## WHAT YOU WILL DO:
Restate the entries below verbatim.

** Start MATERIAL PROVIDED **

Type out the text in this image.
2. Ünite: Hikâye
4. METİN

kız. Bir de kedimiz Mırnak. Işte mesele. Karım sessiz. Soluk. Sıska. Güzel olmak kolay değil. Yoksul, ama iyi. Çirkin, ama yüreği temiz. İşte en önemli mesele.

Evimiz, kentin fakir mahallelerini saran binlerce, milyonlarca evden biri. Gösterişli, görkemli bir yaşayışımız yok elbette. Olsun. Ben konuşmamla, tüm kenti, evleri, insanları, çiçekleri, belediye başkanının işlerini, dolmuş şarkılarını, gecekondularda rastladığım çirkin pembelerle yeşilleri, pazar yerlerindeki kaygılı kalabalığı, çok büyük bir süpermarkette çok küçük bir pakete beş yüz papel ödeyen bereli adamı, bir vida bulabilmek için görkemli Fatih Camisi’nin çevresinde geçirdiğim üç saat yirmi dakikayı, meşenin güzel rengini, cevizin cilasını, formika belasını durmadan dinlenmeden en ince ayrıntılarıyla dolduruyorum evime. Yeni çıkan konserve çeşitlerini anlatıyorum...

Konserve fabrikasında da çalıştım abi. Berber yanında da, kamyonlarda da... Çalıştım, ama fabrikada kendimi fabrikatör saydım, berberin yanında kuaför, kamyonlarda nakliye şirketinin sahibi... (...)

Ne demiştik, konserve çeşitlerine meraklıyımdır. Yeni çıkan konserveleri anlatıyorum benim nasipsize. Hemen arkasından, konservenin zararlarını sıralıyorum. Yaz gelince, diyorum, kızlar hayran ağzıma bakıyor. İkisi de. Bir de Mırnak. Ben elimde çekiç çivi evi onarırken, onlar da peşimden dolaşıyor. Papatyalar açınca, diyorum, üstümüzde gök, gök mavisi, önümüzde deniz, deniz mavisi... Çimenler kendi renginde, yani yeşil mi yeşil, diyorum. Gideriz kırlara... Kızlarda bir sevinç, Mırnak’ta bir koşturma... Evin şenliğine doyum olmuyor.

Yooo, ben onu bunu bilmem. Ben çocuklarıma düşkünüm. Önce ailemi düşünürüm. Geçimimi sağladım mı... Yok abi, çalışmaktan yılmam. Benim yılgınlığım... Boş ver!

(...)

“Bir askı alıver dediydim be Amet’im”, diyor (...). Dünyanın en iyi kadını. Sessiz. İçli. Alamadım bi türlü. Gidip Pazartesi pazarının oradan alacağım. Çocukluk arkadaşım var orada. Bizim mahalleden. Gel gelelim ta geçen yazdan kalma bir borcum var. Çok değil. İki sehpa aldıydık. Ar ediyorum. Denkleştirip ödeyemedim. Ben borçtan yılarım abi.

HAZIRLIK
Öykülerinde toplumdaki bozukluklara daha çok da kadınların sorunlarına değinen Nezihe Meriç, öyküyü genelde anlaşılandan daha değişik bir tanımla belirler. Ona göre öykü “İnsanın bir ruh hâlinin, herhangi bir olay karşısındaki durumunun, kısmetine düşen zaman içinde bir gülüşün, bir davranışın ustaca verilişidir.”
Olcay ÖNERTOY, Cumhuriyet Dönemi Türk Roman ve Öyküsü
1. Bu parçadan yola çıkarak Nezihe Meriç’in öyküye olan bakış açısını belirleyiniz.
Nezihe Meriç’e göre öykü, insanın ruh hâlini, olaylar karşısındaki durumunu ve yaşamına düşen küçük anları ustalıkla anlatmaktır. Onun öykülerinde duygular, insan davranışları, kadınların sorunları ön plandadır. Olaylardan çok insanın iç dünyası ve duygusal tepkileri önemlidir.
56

** End MATERIAL PROVIDED **

## TASK ANSWER:
Type out the text in this image.
2. Ünite: Hikâye
4. METİN

kız. Bir de kedimiz Mırnak. Işte mesele. Karım sessiz. Soluk. Sıska. Güzel olmak kolay değil. Yoksul, ama iyi. Çirkin, ama yüreği temiz. İşte en önemli mesele.

Evimiz, kentin fakir mahallelerini saran binlerce, milyonlarca evden biri. Gösterişli, görkemli bir yaşayışımız yok elbette. Olsun. Ben konuşmamla, tüm kenti, evleri, insanları, çiçekleri, belediye başkanının işlerini, dolmuş şarkılarını, gecekondularda rastladığım çirkin pembelerle yeşilleri, pazar yerlerindeki kaygılı kalabalığı, çok büyük bir süpermarkette çok küçük bir pakete beş yüz papel ödeyen bereli adamı, bir vida bulabilmek için görkemli Fatih Camisi’nin çevresinde geçirdiğim üç saat yirmi dakikayı, meşenin güzel rengini, cevizin cilasını, formika belasını durmadan dinlenmeden en ince ayrıntılarıyla dolduruyorum evime. Yeni çıkan konserve çeşitlerini anlatıyorum...

Konserve fabrikasında da çalıştım abi. Berber yanında da, kamyonlarda da... Çalıştım, ama fabrikada kendimi fabrikatör saydım, berberin yanında kuaför, kamyonlarda nakliye şirketinin sahibi... (...)

Ne demiştik, konserve çeşitlerine meraklıyımdır. Yeni çıkan konserveleri anlatıyorum benim nasipsize. Hemen arkasından, konservenin zararlarını sıralıyorum. Yaz gelince, diyorum, kızlar hayran ağzıma bakıyor. İkisi de. Bir de Mırnak. Ben elimde çekiç çivi evi onarırken, onlar da peşimden dolaşıyor. Papatyalar açınca, diyorum, üstümüzde gök, gök mavisi, önümüzde deniz, deniz mavisi... Çimenler kendi renginde, yani yeşil mi yeşil, diyorum. Gideriz kırlara... Kızlarda bir sevinç, Mırnak’ta bir koşturma... Evin şenliğine doyum olmuyor.

Yooo, ben onu bunu bilmem. Ben çocuklarıma düşkünüm. Önce ailemi düşünürüm. Geçimimi sağladım mı... Yok abi, çalışmaktan yılmam. Benim yılgınlığım... Boş ver!

(...)

“Bir askı alıver dediydim be Amet’im”, diyor (...). Dünyanın en iyi kadını. Sessiz. İçli. Alamadım bi türlü. Gidip Pazartesi pazarının oradan alacağım. Çocukluk arkadaşım var orada. Bizim mahalleden. Gel gelelim ta geçen yazdan kalma bir borcum var. Çok değil. İki sehpa aldıydık. Ar ediyorum. Denkleştirip ödeyemedim. Ben borçtan yılarım abi.

HAZIRLIK
Öykülerinde toplumdaki bozukluklara daha çok da kadınların sorunlarına değinen Nezihe Meriç, öyküyü genelde anlaşılandan daha değişik bir tanımla belirler. Ona göre öykü “İnsanın bir ruh hâlinin, herhangi bir olay karşısındaki durumunun, kısmetine düşen zaman içinde bir gülüşün, bir davranışın ustaca verilişidir.”
Olcay ÖNERTOY, Cumhuriyet Dönemi Türk Roman ve Öyküsü
1. Bu parçadan yola çıkarak Nezihe Meriç’in öyküye olan bakış açısını belirleyiniz.
Nezihe Meriç’e göre öykü, insanın ruh hâlini, olaylar karşısındaki durumunu ve yaşamına düşen küçük anları ustalıkla anlatmaktır. Onun öykülerinde duygular, insan davranışları, kadınların sorunları ön plandadır. Olaylardan çok insanın iç dünyası ve duygusal tepkileri önemlidir.
56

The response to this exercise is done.